(AIM OF THE TASK): Find and copy each line of the records where the string "Inaktiv" shows up.

(ENTRIES SHOWN):
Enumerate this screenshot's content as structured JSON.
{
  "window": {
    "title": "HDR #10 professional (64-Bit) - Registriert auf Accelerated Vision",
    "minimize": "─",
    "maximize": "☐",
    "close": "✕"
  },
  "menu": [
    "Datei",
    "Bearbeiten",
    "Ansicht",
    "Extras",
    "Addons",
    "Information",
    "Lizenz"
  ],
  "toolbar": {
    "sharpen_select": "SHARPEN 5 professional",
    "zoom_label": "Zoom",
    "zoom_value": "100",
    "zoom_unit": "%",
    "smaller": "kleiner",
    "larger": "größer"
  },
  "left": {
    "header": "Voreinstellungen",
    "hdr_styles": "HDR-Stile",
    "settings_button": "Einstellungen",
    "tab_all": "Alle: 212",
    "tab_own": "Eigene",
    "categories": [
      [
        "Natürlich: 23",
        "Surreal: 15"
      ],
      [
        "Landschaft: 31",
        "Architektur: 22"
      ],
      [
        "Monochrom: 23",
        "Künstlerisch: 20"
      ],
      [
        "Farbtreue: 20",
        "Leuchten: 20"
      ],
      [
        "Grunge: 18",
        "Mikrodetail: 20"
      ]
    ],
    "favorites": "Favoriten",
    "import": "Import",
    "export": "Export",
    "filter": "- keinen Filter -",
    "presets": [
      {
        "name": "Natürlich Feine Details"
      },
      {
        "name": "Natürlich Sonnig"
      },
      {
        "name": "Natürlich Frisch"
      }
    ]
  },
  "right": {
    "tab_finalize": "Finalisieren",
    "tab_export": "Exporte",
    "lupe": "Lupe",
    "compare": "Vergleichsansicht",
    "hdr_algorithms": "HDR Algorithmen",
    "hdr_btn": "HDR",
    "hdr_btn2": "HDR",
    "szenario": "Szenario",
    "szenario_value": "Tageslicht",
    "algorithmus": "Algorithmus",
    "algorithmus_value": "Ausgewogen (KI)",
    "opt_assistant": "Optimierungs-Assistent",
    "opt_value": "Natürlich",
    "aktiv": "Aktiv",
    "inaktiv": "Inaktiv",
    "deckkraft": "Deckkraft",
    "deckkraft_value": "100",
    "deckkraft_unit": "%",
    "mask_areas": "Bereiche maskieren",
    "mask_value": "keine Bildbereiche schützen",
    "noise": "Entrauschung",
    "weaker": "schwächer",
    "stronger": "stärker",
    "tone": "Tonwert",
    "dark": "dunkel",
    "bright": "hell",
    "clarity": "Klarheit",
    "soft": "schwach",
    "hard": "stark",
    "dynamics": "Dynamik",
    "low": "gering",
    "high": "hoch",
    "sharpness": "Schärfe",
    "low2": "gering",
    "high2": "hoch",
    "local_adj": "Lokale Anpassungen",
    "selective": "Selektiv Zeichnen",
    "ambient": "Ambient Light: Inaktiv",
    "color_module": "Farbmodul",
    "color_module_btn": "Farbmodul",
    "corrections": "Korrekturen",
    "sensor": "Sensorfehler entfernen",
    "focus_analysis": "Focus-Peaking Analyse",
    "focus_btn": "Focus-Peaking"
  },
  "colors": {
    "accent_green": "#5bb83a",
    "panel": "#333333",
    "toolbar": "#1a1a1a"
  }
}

(SOLUTION TO THIS EXERCISE):
    "inaktiv": "Inaktiv",
    "ambient": "Ambient Light: Inaktiv",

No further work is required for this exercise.